▶ [Written task]: Each line below that contains "JSON" counts once; report the total and nothing more.

[Items from a data source]
***
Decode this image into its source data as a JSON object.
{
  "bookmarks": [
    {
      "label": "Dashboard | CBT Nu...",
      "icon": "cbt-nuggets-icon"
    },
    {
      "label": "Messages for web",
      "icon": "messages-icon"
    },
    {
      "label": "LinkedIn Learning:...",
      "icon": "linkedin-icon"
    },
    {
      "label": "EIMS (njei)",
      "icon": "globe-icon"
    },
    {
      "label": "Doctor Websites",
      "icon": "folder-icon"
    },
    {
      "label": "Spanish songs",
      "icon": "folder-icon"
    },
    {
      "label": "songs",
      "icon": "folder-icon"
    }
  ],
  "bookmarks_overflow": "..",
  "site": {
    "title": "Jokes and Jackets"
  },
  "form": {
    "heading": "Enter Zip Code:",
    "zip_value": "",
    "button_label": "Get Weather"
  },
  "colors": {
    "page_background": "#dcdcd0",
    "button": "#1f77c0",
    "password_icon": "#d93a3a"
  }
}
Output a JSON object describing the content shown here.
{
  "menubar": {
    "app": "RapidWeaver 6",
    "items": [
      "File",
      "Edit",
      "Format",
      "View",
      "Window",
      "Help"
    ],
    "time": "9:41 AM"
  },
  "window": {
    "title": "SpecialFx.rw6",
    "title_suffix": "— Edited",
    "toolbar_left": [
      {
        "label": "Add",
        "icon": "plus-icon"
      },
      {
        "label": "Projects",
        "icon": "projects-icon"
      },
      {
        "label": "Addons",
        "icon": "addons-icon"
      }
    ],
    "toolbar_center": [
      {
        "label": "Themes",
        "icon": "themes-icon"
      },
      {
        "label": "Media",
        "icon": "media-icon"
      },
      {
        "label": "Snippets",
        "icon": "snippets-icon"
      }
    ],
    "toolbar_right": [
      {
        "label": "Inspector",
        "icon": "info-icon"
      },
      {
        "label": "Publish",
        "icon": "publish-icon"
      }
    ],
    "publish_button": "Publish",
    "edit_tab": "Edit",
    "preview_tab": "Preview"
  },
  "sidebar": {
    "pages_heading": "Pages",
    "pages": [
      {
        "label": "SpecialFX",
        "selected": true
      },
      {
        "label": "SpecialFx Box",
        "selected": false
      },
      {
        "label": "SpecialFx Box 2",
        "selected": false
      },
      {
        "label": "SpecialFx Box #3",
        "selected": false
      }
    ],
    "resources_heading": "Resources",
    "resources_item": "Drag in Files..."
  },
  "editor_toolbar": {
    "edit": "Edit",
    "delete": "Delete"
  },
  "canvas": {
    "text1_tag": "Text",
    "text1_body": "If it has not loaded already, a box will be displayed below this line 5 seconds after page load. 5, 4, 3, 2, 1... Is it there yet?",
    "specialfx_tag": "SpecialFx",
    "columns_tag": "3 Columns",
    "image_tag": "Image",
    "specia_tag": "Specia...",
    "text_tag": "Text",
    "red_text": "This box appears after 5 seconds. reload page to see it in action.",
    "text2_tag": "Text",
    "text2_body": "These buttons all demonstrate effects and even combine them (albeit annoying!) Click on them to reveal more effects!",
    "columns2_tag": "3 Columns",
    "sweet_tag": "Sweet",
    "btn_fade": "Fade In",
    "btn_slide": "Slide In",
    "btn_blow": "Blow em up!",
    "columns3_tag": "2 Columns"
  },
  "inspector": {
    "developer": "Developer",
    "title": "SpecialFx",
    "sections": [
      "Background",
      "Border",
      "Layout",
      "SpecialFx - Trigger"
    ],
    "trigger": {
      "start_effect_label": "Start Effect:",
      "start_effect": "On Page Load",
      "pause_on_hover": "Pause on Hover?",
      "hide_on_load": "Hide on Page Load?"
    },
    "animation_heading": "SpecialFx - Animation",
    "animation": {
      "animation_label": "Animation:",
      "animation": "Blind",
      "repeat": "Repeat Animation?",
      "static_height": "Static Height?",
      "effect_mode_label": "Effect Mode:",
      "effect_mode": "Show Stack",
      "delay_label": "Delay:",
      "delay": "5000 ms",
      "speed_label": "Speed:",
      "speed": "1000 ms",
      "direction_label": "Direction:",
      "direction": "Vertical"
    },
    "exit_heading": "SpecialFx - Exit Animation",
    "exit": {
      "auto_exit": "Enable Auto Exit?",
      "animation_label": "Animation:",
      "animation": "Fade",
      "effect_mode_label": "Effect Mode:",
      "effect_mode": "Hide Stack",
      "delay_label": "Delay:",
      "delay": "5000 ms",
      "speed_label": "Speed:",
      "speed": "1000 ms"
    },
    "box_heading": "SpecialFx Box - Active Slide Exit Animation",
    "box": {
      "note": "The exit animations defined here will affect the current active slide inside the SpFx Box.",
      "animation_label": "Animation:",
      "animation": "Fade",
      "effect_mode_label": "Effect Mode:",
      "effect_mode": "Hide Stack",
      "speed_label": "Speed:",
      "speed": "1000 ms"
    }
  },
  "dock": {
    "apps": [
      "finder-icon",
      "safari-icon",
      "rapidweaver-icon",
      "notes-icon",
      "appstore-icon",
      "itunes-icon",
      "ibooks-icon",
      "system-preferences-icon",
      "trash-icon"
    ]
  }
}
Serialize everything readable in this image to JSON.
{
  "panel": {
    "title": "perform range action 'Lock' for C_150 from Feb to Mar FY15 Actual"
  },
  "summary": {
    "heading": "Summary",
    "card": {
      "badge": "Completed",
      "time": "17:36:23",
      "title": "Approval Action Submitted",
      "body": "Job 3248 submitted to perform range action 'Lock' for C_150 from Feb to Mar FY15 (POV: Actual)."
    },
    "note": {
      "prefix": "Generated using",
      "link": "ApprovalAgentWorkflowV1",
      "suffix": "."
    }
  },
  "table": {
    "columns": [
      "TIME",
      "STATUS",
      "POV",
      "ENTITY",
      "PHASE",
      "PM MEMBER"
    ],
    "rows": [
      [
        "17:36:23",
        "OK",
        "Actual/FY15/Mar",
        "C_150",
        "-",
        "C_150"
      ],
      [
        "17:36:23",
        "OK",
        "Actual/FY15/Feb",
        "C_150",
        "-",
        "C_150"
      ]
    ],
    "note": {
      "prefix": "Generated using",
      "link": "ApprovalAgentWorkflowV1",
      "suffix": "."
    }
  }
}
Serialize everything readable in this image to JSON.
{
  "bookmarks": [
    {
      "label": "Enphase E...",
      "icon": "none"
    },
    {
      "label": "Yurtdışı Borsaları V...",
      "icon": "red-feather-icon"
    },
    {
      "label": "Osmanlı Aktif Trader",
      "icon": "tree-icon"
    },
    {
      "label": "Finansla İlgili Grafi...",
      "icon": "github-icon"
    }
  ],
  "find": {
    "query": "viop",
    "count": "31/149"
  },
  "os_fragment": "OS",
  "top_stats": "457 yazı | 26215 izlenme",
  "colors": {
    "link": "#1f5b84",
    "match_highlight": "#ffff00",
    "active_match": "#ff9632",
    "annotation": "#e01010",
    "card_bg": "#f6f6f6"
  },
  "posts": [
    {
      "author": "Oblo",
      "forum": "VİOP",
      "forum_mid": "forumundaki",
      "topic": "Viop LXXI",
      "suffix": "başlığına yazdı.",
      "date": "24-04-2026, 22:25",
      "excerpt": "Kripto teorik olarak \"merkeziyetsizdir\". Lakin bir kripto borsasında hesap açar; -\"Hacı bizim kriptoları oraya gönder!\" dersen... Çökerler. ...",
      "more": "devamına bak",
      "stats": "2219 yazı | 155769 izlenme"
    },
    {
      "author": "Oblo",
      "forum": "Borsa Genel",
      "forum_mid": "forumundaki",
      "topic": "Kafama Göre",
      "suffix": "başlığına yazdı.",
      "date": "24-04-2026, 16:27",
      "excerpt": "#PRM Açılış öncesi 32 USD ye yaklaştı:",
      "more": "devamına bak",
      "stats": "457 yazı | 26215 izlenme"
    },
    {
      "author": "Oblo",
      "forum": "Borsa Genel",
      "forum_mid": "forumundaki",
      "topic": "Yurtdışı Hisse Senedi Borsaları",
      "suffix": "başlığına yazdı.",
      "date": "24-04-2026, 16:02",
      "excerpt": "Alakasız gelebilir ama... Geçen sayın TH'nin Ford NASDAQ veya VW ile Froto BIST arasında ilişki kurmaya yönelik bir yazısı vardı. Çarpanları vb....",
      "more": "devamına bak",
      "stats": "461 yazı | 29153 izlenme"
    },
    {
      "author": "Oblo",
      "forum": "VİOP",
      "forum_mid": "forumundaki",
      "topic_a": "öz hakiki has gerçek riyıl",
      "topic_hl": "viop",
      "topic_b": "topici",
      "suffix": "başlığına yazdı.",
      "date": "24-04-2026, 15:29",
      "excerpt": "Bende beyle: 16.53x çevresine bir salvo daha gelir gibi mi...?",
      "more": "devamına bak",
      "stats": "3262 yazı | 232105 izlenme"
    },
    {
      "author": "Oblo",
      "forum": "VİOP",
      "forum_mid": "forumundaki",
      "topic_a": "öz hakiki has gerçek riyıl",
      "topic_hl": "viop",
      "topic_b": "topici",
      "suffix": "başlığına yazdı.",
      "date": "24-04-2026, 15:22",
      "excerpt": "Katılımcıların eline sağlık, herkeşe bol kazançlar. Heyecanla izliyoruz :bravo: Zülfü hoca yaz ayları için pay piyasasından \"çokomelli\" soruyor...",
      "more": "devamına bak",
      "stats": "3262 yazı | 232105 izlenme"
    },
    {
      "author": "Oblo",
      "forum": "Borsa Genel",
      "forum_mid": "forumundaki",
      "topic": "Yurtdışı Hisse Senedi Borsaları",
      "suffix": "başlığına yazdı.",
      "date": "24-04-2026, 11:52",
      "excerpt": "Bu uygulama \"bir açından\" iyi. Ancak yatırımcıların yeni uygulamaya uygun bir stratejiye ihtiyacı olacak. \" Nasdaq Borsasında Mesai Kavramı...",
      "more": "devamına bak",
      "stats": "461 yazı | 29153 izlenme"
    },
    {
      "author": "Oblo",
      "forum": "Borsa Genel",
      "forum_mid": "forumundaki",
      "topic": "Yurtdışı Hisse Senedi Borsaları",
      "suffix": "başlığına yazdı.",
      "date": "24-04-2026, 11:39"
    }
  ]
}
***
▶ [Complete response]: 4